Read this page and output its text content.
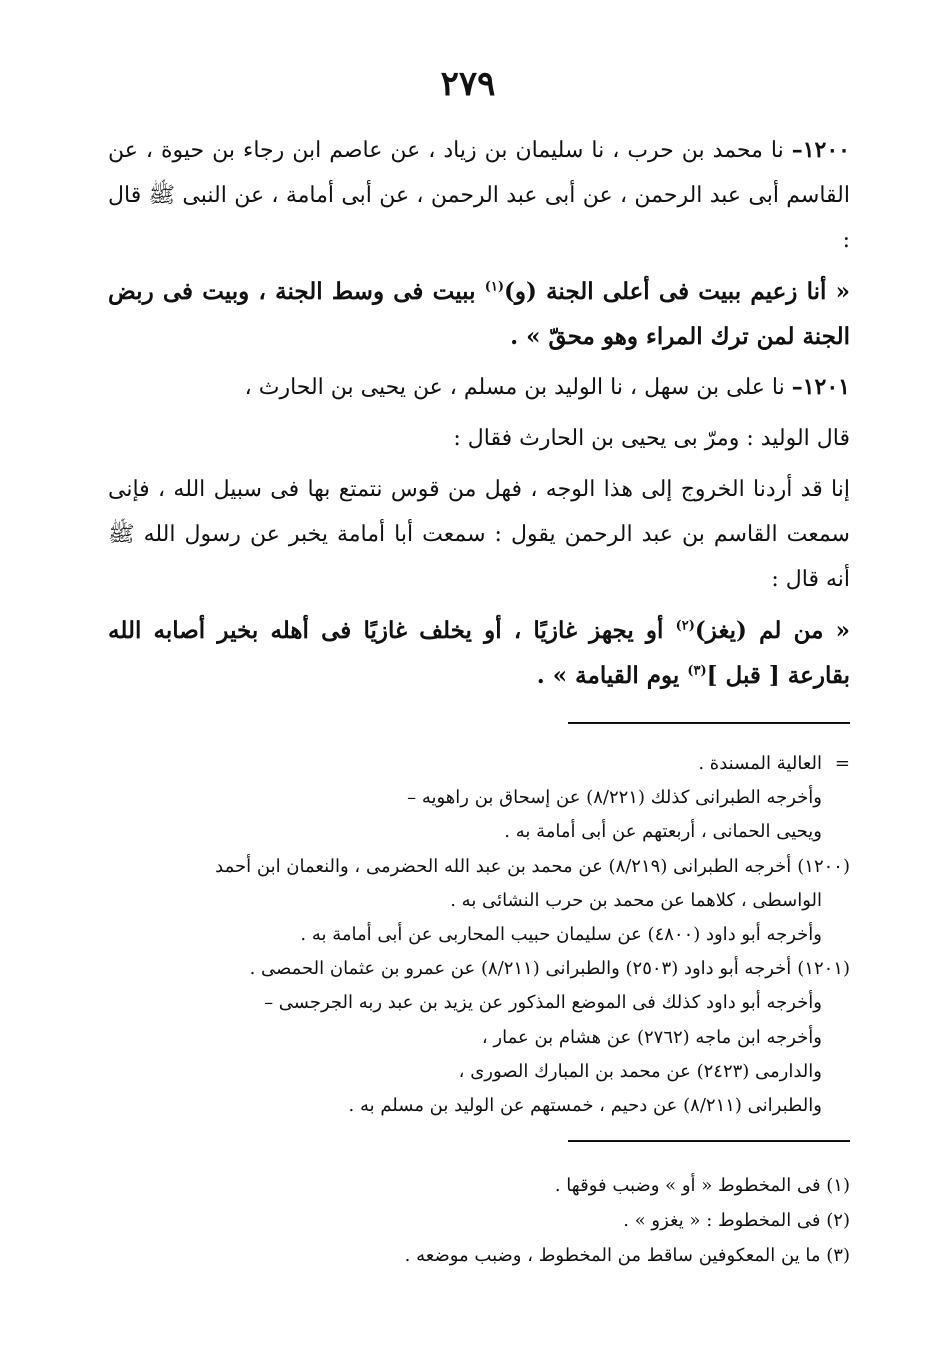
٢٧٩

١٢٠٠– نا محمد بن حرب ، نا سليمان بن زياد ، عن عاصم ابن رجاء بن حيوة ، عن القاسم أبى عبد الرحمن ، عن أبى عبد الرحمن ، عن أبى أمامة ، عن النبى ﷺ قال :

« أنا زعيم ببيت فى أعلى الجنة (و)$^{(١)}$ ببيت فى وسط الجنة ، وبيت فى ربض الجنة لمن ترك المراء وهو محقّ » .

١٢٠١– نا على بن سهل ، نا الوليد بن مسلم ، عن يحيى بن الحارث ،

قال الوليد : ومرّ بى يحيى بن الحارث فقال :

إنا قد أردنا الخروج إلى هذا الوجه ، فهل من قوس نتمتع بها فى سبيل الله ، فإنى سمعت القاسم بن عبد الرحمن يقول : سمعت أبا أمامة يخبر عن رسول الله ﷺ أنه قال :

« من لم (يغز)$^{(٢)}$ أو يجهز غازيًا ، أو يخلف غازيًا فى أهله بخير أصابه الله بقارعة [ قبل ]$^{(٣)}$ يوم القيامة » .

=
العالية المسندة .
وأخرجه الطبرانى كذلك (٨/٢٢١) عن إسحاق بن راهويه –
ويحيى الحمانى ، أربعتهم عن أبى أمامة به .
(١٢٠٠)
أخرجه الطبرانى (٨/٢١٩) عن محمد بن عبد الله الحضرمى ، والنعمان ابن أحمد
الواسطى ، كلاهما عن محمد بن حرب النشائى به .
وأخرجه أبو داود (٤٨٠٠) عن سليمان حبيب المحاربى عن أبى أمامة به .
(١٢٠١)
أخرجه أبو داود (٢٥٠٣) والطبرانى (٨/٢١١) عن عمرو بن عثمان الحمصى .
وأخرجه أبو داود كذلك فى الموضع المذكور عن يزيد بن عبد ربه الجرجسى –
وأخرجه ابن ماجه (٢٧٦٢) عن هشام بن عمار ،
والدارمى (٢٤٢٣) عن محمد بن المبارك الصورى ،
والطبرانى (٨/٢١١) عن دحيم ، خمستهم عن الوليد بن مسلم به .
(١) فى المخطوط « أو » وضبب فوقها .
(٢) فى المخطوط : « يغزو » .
(٣) ما ين المعكوفين ساقط من المخطوط ، وضبب موضعه .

Exercise instructions: Retype the data above exactly; pictures are not part of the copy.

Final result:
Read this page and output its text content.
٢٧٩

١٢٠٠– نا محمد بن حرب ، نا سليمان بن زياد ، عن عاصم ابن رجاء بن حيوة ، عن القاسم أبى عبد الرحمن ، عن أبى عبد الرحمن ، عن أبى أمامة ، عن النبى ﷺ قال :

« أنا زعيم ببيت فى أعلى الجنة (و)$^{(١)}$ ببيت فى وسط الجنة ، وبيت فى ربض الجنة لمن ترك المراء وهو محقّ » .

١٢٠١– نا على بن سهل ، نا الوليد بن مسلم ، عن يحيى بن الحارث ،

قال الوليد : ومرّ بى يحيى بن الحارث فقال :

إنا قد أردنا الخروج إلى هذا الوجه ، فهل من قوس نتمتع بها فى سبيل الله ، فإنى سمعت القاسم بن عبد الرحمن يقول : سمعت أبا أمامة يخبر عن رسول الله ﷺ أنه قال :

« من لم (يغز)$^{(٢)}$ أو يجهز غازيًا ، أو يخلف غازيًا فى أهله بخير أصابه الله بقارعة [ قبل ]$^{(٣)}$ يوم القيامة » .

=
العالية المسندة .
وأخرجه الطبرانى كذلك (٨/٢٢١) عن إسحاق بن راهويه –
ويحيى الحمانى ، أربعتهم عن أبى أمامة به .
(١٢٠٠)
أخرجه الطبرانى (٨/٢١٩) عن محمد بن عبد الله الحضرمى ، والنعمان ابن أحمد
الواسطى ، كلاهما عن محمد بن حرب النشائى به .
وأخرجه أبو داود (٤٨٠٠) عن سليمان حبيب المحاربى عن أبى أمامة به .
(١٢٠١)
أخرجه أبو داود (٢٥٠٣) والطبرانى (٨/٢١١) عن عمرو بن عثمان الحمصى .
وأخرجه أبو داود كذلك فى الموضع المذكور عن يزيد بن عبد ربه الجرجسى –
وأخرجه ابن ماجه (٢٧٦٢) عن هشام بن عمار ،
والدارمى (٢٤٢٣) عن محمد بن المبارك الصورى ،
والطبرانى (٨/٢١١) عن دحيم ، خمستهم عن الوليد بن مسلم به .
(١) فى المخطوط « أو » وضبب فوقها .
(٢) فى المخطوط : « يغزو » .
(٣) ما ين المعكوفين ساقط من المخطوط ، وضبب موضعه .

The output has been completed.